== Material provided

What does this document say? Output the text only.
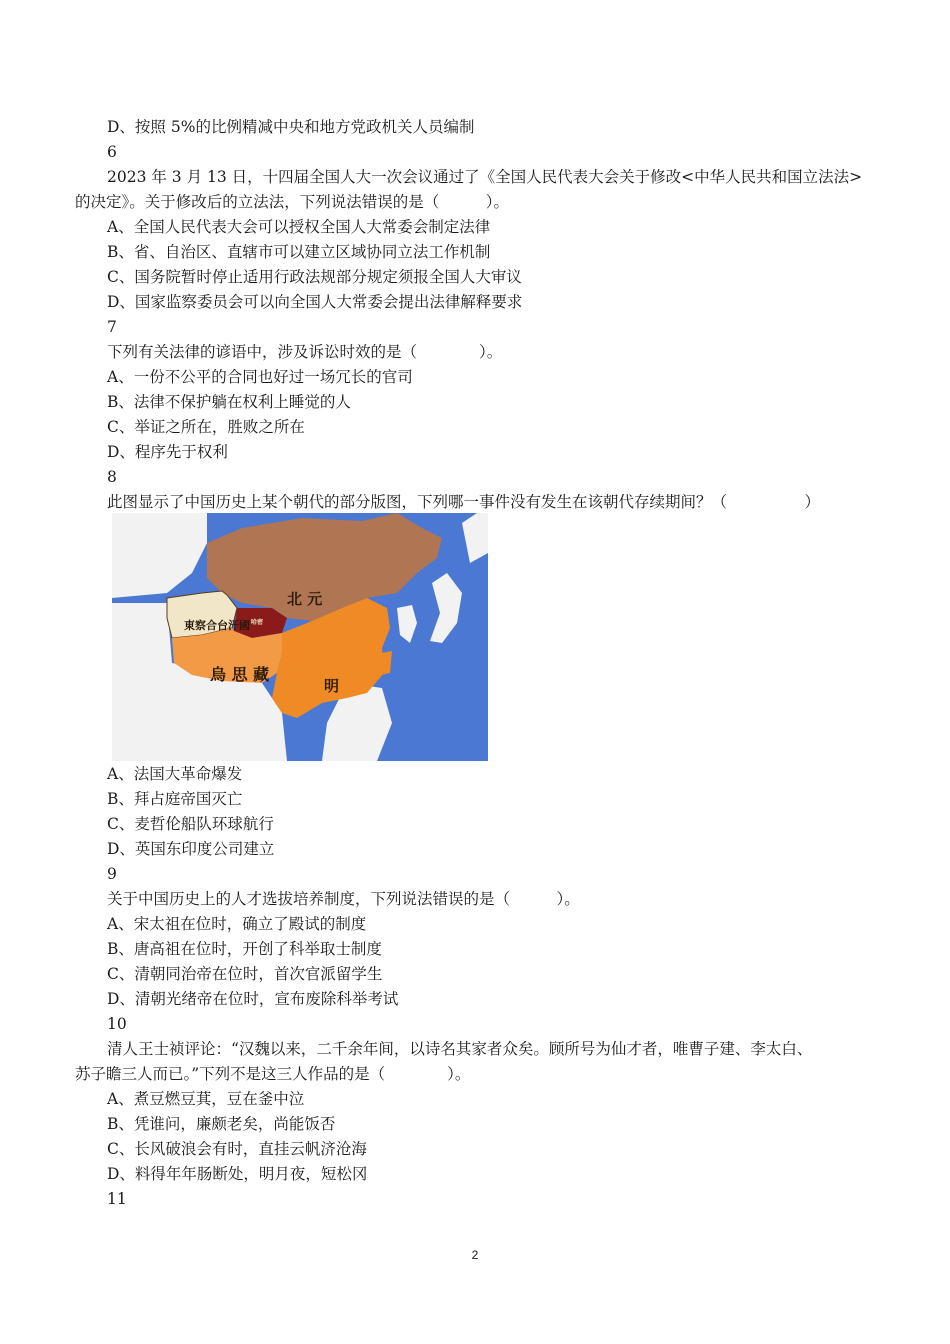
D、按照 5%的比例精减中央和地方党政机关人员编制
6
2023 年 3 月 13 日，十四届全国人大一次会议通过了《全国人民代表大会关于修改<中华人民共和国立法法>
的决定》。关于修改后的立法法，下列说法错误的是（　　　）。
A、全国人民代表大会可以授权全国人大常委会制定法律
B、省、自治区、直辖市可以建立区域协同立法工作机制
C、国务院暂时停止适用行政法规部分规定须报全国人大审议
D、国家监察委员会可以向全国人大常委会提出法律解释要求
7
下列有关法律的谚语中，涉及诉讼时效的是（　　　　）。
A、一份不公平的合同也好过一场冗长的官司
B、法律不保护躺在权利上睡觉的人
C、举证之所在，胜败之所在
D、程序先于权利
8
此图显示了中国历史上某个朝代的部分版图，下列哪一事件没有发生在该朝代存续期间？（　　　　　）
北 元
東察合台汗國 哈密
烏 思 藏
明
A、法国大革命爆发
B、拜占庭帝国灭亡
C、麦哲伦船队环球航行
D、英国东印度公司建立
9
关于中国历史上的人才选拔培养制度，下列说法错误的是（　　　）。
A、宋太祖在位时，确立了殿试的制度
B、唐高祖在位时，开创了科举取士制度
C、清朝同治帝在位时，首次官派留学生
D、清朝光绪帝在位时，宣布废除科举考试
10
清人王士祯评论：“汉魏以来，二千余年间，以诗名其家者众矣。顾所号为仙才者，唯曹子建、李太白、
苏子瞻三人而已。”下列不是这三人作品的是（　　　　）。
A、煮豆燃豆萁，豆在釜中泣
B、凭谁问，廉颇老矣，尚能饭否
C、长风破浪会有时，直挂云帆济沧海
D、料得年年肠断处，明月夜，短松冈
11
2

====

**What you are asked to do:**
Repeat the records above exactly, leaving out any pictures they contain.

**The solution:**
What does this document say? Output the text only.
D、按照 5%的比例精减中央和地方党政机关人员编制
6
2023 年 3 月 13 日，十四届全国人大一次会议通过了《全国人民代表大会关于修改<中华人民共和国立法法>
的决定》。关于修改后的立法法，下列说法错误的是（　　　）。
A、全国人民代表大会可以授权全国人大常委会制定法律
B、省、自治区、直辖市可以建立区域协同立法工作机制
C、国务院暂时停止适用行政法规部分规定须报全国人大审议
D、国家监察委员会可以向全国人大常委会提出法律解释要求
7
下列有关法律的谚语中，涉及诉讼时效的是（　　　　）。
A、一份不公平的合同也好过一场冗长的官司
B、法律不保护躺在权利上睡觉的人
C、举证之所在，胜败之所在
D、程序先于权利
8
此图显示了中国历史上某个朝代的部分版图，下列哪一事件没有发生在该朝代存续期间？（　　　　　）
北 元
東察合台汗國 哈密
烏 思 藏
明
A、法国大革命爆发
B、拜占庭帝国灭亡
C、麦哲伦船队环球航行
D、英国东印度公司建立
9
关于中国历史上的人才选拔培养制度，下列说法错误的是（　　　）。
A、宋太祖在位时，确立了殿试的制度
B、唐高祖在位时，开创了科举取士制度
C、清朝同治帝在位时，首次官派留学生
D、清朝光绪帝在位时，宣布废除科举考试
10
清人王士祯评论：“汉魏以来，二千余年间，以诗名其家者众矣。顾所号为仙才者，唯曹子建、李太白、
苏子瞻三人而已。”下列不是这三人作品的是（　　　　）。
A、煮豆燃豆萁，豆在釜中泣
B、凭谁问，廉颇老矣，尚能饭否
C、长风破浪会有时，直挂云帆济沧海
D、料得年年肠断处，明月夜，短松冈
11
2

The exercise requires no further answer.